Data shown:

----------

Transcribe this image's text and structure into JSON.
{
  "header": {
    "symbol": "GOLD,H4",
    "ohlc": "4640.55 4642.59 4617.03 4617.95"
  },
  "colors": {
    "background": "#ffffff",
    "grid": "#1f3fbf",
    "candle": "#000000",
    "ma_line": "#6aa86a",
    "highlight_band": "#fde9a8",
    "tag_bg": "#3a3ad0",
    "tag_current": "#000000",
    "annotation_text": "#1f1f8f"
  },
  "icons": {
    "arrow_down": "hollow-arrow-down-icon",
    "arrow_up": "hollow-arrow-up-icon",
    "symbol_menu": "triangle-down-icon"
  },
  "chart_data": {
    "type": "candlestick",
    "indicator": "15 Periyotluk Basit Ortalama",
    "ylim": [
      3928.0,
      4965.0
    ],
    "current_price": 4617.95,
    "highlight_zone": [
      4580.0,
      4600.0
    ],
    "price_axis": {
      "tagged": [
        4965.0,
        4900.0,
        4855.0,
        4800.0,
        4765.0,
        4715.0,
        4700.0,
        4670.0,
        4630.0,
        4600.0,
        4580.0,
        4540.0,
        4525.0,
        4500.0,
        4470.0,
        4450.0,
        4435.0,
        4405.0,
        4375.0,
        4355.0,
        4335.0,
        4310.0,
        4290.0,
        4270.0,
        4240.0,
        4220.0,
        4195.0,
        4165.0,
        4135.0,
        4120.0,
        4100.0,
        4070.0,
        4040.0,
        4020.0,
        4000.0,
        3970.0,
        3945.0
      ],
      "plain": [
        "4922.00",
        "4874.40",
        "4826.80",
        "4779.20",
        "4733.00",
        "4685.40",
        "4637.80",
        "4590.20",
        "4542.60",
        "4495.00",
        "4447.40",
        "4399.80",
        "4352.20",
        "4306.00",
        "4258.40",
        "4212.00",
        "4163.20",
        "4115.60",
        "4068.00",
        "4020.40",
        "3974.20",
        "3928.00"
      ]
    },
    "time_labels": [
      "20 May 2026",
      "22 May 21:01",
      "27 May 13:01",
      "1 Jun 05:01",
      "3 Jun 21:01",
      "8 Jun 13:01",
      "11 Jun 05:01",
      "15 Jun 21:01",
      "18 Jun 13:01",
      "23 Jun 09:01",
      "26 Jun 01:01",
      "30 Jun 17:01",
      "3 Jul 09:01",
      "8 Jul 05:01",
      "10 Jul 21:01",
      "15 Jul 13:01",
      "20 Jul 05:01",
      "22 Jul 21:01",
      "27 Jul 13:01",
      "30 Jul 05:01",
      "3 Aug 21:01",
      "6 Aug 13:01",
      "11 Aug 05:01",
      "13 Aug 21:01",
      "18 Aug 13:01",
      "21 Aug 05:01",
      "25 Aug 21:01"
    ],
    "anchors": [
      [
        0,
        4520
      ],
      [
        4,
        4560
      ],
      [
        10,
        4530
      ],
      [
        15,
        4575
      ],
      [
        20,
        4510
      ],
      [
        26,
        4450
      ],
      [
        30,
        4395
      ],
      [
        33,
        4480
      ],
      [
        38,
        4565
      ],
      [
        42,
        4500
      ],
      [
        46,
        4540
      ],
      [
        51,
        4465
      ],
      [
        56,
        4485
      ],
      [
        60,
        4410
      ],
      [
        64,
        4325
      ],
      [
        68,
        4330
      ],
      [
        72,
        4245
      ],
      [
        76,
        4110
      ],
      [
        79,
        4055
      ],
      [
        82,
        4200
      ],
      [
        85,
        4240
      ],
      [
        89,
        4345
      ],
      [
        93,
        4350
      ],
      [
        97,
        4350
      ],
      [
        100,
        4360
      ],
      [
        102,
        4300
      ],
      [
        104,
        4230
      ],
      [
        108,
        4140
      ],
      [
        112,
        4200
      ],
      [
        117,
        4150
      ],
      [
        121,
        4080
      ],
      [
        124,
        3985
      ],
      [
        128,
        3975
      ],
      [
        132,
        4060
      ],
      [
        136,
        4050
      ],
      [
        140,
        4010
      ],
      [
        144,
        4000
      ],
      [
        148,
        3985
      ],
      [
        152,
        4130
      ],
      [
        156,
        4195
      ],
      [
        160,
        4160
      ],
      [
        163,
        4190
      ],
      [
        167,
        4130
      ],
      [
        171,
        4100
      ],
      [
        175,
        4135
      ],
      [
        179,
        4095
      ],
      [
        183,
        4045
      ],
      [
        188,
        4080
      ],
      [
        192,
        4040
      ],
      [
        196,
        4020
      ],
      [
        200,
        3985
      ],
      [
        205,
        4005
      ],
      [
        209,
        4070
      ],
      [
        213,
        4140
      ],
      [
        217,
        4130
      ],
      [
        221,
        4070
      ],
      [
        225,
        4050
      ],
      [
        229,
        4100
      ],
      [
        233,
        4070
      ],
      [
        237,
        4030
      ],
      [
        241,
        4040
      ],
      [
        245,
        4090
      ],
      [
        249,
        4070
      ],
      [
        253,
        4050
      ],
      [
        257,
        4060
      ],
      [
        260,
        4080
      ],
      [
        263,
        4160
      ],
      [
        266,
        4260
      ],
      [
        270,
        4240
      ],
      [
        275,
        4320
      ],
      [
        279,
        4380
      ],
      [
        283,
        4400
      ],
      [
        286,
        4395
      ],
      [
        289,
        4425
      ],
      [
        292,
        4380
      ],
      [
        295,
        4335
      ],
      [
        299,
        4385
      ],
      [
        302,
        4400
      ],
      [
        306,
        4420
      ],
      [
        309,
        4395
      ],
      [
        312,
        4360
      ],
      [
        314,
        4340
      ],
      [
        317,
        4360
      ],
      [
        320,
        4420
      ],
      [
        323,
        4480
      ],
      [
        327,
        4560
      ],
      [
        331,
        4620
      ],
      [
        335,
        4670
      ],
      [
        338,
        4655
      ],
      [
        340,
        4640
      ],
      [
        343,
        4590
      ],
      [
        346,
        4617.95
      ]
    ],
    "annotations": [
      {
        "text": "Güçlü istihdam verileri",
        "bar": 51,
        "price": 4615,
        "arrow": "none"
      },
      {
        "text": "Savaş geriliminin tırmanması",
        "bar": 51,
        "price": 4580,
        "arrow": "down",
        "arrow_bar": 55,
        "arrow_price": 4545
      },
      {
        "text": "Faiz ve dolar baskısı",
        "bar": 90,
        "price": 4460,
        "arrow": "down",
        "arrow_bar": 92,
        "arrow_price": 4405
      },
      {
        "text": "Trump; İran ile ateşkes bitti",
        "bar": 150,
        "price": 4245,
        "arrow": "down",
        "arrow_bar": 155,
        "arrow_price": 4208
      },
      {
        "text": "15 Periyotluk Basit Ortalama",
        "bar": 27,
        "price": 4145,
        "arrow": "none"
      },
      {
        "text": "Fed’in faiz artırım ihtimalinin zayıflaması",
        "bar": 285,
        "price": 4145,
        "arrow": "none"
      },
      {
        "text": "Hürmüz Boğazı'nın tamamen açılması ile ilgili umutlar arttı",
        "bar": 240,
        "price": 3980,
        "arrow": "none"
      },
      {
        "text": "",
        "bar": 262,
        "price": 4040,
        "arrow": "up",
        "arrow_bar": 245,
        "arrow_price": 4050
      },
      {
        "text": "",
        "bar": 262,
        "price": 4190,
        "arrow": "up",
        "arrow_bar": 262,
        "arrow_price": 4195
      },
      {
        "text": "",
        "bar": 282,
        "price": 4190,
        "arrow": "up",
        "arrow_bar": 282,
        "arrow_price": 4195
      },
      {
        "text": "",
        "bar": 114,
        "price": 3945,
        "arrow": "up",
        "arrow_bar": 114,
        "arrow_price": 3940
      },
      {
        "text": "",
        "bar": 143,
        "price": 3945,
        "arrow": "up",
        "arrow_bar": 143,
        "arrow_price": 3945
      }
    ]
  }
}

----------

Aim of the task: Scan the listing above and identify each line holding the string "hollow"; copy every such line.

Answer to the problem:
    "arrow_down": "hollow-arrow-down-icon",
    "arrow_up": "hollow-arrow-up-icon",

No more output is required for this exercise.